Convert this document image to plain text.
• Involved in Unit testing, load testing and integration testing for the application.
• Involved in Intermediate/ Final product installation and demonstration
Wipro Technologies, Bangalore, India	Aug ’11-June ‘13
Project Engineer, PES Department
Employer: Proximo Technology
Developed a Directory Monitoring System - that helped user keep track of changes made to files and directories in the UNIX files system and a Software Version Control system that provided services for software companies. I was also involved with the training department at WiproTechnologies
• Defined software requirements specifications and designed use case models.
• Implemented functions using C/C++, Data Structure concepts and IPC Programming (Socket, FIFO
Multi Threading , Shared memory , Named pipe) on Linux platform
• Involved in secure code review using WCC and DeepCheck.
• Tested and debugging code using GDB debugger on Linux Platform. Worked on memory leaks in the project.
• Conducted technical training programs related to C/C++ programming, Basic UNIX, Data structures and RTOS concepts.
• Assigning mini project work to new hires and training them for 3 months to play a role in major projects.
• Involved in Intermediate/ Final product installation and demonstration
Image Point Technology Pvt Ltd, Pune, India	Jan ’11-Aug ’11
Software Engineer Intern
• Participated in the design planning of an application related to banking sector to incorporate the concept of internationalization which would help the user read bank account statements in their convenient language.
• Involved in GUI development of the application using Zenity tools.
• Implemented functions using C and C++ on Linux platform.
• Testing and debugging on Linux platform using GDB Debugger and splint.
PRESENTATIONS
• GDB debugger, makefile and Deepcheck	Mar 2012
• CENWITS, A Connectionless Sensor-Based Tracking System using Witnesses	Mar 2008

══════

Stated exercise:
List every line from the entries above in which "India" appears.

Answer to this task:
Wipro Technologies, Bangalore, India	Aug ’11-June ‘13
Image Point Technology Pvt Ltd, Pune, India	Jan ’11-Aug ’11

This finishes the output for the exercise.